▸ **Entries supplied**
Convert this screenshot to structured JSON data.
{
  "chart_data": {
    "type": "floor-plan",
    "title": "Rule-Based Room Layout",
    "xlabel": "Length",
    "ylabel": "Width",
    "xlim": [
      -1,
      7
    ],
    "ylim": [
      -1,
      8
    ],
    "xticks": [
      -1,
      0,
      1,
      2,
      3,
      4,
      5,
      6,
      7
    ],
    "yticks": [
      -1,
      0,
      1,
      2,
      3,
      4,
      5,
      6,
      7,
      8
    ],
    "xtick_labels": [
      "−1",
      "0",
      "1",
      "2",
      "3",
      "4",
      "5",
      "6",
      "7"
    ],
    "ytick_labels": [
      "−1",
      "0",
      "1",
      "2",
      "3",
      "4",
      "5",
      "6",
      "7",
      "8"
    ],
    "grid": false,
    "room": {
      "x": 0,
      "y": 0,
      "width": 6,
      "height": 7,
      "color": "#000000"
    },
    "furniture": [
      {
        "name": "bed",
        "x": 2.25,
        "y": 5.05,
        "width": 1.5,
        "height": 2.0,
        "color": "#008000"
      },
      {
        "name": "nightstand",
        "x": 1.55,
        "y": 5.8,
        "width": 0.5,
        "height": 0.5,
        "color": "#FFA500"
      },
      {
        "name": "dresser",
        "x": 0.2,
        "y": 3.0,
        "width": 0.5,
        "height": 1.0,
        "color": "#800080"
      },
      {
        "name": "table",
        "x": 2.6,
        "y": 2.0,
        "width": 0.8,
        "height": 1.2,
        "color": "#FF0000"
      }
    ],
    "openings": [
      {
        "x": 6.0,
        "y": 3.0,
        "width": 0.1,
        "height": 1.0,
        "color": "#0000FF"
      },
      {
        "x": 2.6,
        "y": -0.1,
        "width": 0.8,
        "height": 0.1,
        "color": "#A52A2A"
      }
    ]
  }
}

▸ **Given exercise**
Your task is to collect every line above that contains the word "name".

▸ **Output for this task**
        "name": "bed",
        "name": "nightstand",
        "name": "dresser",
        "name": "table",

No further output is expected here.